=== WORK TO BE COMPLETED ===
Leave out the images and set down the records below exactly.

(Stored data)
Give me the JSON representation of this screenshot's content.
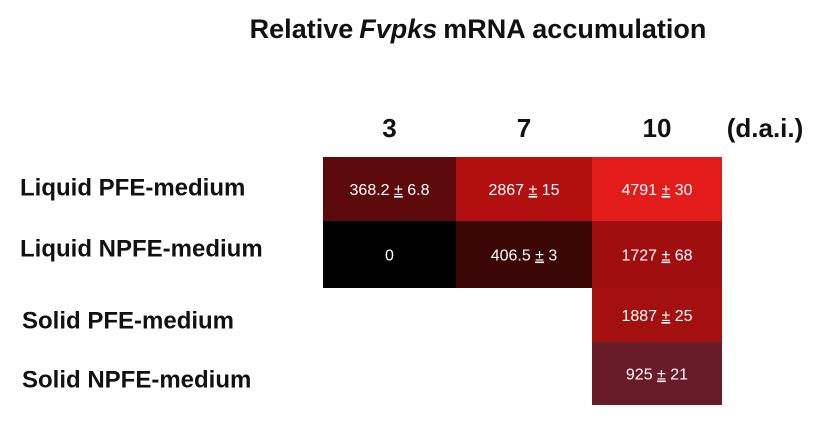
{
  "chart_data": {
    "type": "heatmap",
    "title_parts": [
      "Relative",
      "Fvpks",
      "mRNA accumulation"
    ],
    "x_label": "(d.a.i.)",
    "categories": [
      "3",
      "7",
      "10"
    ],
    "rows": [
      "Liquid PFE-medium",
      "Liquid NPFE-medium",
      "Solid PFE-medium",
      "Solid NPFE-medium"
    ],
    "values": [
      [
        368.2,
        2867,
        4791
      ],
      [
        0,
        406.5,
        1727
      ],
      [
        null,
        null,
        1887
      ],
      [
        null,
        null,
        925
      ]
    ],
    "errors": [
      [
        6.8,
        15,
        30
      ],
      [
        null,
        3,
        68
      ],
      [
        null,
        null,
        25
      ],
      [
        null,
        null,
        21
      ]
    ],
    "value_labels": [
      [
        "368.2 ± 6.8",
        "2867 ± 15",
        "4791 ± 30"
      ],
      [
        "0",
        "406.5 ± 3",
        "1727 ± 68"
      ],
      [
        null,
        null,
        "1887 ± 25"
      ],
      [
        null,
        null,
        "925 ± 21"
      ]
    ],
    "colors": [
      [
        "#5c0a0b",
        "#b10f10",
        "#e41b1b"
      ],
      [
        "#000000",
        "#3b0606",
        "#a00e0f"
      ],
      [
        null,
        null,
        "#a3100f"
      ],
      [
        null,
        null,
        "#6a1b29"
      ]
    ]
  }
}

=== OUTPUT OF THE TASK ===
Give me the JSON representation of this screenshot's content.
{
  "chart_data": {
    "type": "heatmap",
    "title_parts": [
      "Relative",
      "Fvpks",
      "mRNA accumulation"
    ],
    "x_label": "(d.a.i.)",
    "categories": [
      "3",
      "7",
      "10"
    ],
    "rows": [
      "Liquid PFE-medium",
      "Liquid NPFE-medium",
      "Solid PFE-medium",
      "Solid NPFE-medium"
    ],
    "values": [
      [
        368.2,
        2867,
        4791
      ],
      [
        0,
        406.5,
        1727
      ],
      [
        null,
        null,
        1887
      ],
      [
        null,
        null,
        925
      ]
    ],
    "errors": [
      [
        6.8,
        15,
        30
      ],
      [
        null,
        3,
        68
      ],
      [
        null,
        null,
        25
      ],
      [
        null,
        null,
        21
      ]
    ],
    "value_labels": [
      [
        "368.2 ± 6.8",
        "2867 ± 15",
        "4791 ± 30"
      ],
      [
        "0",
        "406.5 ± 3",
        "1727 ± 68"
      ],
      [
        null,
        null,
        "1887 ± 25"
      ],
      [
        null,
        null,
        "925 ± 21"
      ]
    ],
    "colors": [
      [
        "#5c0a0b",
        "#b10f10",
        "#e41b1b"
      ],
      [
        "#000000",
        "#3b0606",
        "#a00e0f"
      ],
      [
        null,
        null,
        "#a3100f"
      ],
      [
        null,
        null,
        "#6a1b29"
      ]
    ]
  }
}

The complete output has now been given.